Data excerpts
▬▬▬▬▬▬▬▬▬▬

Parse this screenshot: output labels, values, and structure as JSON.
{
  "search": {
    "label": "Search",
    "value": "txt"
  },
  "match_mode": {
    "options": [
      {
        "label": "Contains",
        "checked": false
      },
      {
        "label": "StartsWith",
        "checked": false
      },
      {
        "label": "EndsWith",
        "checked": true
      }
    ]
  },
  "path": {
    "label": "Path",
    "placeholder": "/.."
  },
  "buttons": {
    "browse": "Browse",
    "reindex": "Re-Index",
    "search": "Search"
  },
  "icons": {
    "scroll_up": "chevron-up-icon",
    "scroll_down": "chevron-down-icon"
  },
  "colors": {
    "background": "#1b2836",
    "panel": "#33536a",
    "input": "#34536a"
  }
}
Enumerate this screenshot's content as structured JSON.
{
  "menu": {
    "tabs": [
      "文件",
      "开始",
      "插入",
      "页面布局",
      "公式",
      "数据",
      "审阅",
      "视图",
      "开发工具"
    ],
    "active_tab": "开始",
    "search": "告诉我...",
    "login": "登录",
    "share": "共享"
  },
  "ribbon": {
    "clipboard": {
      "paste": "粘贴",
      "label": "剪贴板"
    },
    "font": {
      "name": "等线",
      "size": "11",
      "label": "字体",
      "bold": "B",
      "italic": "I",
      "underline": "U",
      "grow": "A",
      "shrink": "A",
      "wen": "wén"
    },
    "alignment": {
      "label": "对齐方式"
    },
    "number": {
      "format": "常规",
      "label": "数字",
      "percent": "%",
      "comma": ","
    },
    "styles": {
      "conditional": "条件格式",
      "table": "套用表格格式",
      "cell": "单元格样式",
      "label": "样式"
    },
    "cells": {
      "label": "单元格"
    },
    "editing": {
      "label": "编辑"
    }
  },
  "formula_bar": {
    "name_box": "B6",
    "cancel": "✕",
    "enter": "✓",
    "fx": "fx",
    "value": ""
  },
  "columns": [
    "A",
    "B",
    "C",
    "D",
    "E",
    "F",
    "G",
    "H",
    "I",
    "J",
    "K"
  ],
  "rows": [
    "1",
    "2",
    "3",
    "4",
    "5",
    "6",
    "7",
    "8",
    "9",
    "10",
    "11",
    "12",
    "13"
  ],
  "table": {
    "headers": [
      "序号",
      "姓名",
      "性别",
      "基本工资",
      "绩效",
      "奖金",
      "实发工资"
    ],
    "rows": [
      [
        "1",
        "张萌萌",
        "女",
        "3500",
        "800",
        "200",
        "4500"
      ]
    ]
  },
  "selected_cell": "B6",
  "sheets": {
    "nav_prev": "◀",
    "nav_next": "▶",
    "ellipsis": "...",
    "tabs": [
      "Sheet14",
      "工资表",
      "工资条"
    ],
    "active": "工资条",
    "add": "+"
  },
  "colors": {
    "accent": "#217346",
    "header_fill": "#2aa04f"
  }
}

▬▬▬▬▬▬▬▬▬▬

_Stated problem:_ Reproduce each line verbatim.

_Exercise solution:_
Parse this screenshot: output labels, values, and structure as JSON.
{
  "search": {
    "label": "Search",
    "value": "txt"
  },
  "match_mode": {
    "options": [
      {
        "label": "Contains",
        "checked": false
      },
      {
        "label": "StartsWith",
        "checked": false
      },
      {
        "label": "EndsWith",
        "checked": true
      }
    ]
  },
  "path": {
    "label": "Path",
    "placeholder": "/.."
  },
  "buttons": {
    "browse": "Browse",
    "reindex": "Re-Index",
    "search": "Search"
  },
  "icons": {
    "scroll_up": "chevron-up-icon",
    "scroll_down": "chevron-down-icon"
  },
  "colors": {
    "background": "#1b2836",
    "panel": "#33536a",
    "input": "#34536a"
  }
}
Enumerate this screenshot's content as structured JSON.
{
  "menu": {
    "tabs": [
      "文件",
      "开始",
      "插入",
      "页面布局",
      "公式",
      "数据",
      "审阅",
      "视图",
      "开发工具"
    ],
    "active_tab": "开始",
    "search": "告诉我...",
    "login": "登录",
    "share": "共享"
  },
  "ribbon": {
    "clipboard": {
      "paste": "粘贴",
      "label": "剪贴板"
    },
    "font": {
      "name": "等线",
      "size": "11",
      "label": "字体",
      "bold": "B",
      "italic": "I",
      "underline": "U",
      "grow": "A",
      "shrink": "A",
      "wen": "wén"
    },
    "alignment": {
      "label": "对齐方式"
    },
    "number": {
      "format": "常规",
      "label": "数字",
      "percent": "%",
      "comma": ","
    },
    "styles": {
      "conditional": "条件格式",
      "table": "套用表格格式",
      "cell": "单元格样式",
      "label": "样式"
    },
    "cells": {
      "label": "单元格"
    },
    "editing": {
      "label": "编辑"
    }
  },
  "formula_bar": {
    "name_box": "B6",
    "cancel": "✕",
    "enter": "✓",
    "fx": "fx",
    "value": ""
  },
  "columns": [
    "A",
    "B",
    "C",
    "D",
    "E",
    "F",
    "G",
    "H",
    "I",
    "J",
    "K"
  ],
  "rows": [
    "1",
    "2",
    "3",
    "4",
    "5",
    "6",
    "7",
    "8",
    "9",
    "10",
    "11",
    "12",
    "13"
  ],
  "table": {
    "headers": [
      "序号",
      "姓名",
      "性别",
      "基本工资",
      "绩效",
      "奖金",
      "实发工资"
    ],
    "rows": [
      [
        "1",
        "张萌萌",
        "女",
        "3500",
        "800",
        "200",
        "4500"
      ]
    ]
  },
  "selected_cell": "B6",
  "sheets": {
    "nav_prev": "◀",
    "nav_next": "▶",
    "ellipsis": "...",
    "tabs": [
      "Sheet14",
      "工资表",
      "工资条"
    ],
    "active": "工资条",
    "add": "+"
  },
  "colors": {
    "accent": "#217346",
    "header_fill": "#2aa04f"
  }
}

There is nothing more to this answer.